TASK GOAL:
List all the lines in these records that hold "Bebidas".

--- PROVIDED DATA ---

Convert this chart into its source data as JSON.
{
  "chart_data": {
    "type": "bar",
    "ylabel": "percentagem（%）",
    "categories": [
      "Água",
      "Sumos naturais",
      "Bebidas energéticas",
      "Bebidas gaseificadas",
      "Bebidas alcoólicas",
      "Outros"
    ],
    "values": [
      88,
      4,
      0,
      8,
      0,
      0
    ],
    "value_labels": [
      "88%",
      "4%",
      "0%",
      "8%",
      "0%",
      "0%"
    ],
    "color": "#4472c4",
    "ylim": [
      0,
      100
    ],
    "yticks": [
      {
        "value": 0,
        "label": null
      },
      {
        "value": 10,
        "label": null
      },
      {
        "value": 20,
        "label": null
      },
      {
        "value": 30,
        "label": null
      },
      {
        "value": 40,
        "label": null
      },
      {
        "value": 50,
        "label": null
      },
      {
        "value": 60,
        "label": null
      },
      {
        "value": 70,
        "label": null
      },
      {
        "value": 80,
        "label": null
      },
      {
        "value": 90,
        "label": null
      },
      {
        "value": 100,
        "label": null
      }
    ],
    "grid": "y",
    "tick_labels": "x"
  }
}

---

RESULT FOR THIS TASK:
      "Bebidas energéticas",
      "Bebidas gaseificadas",
      "Bebidas alcoólicas",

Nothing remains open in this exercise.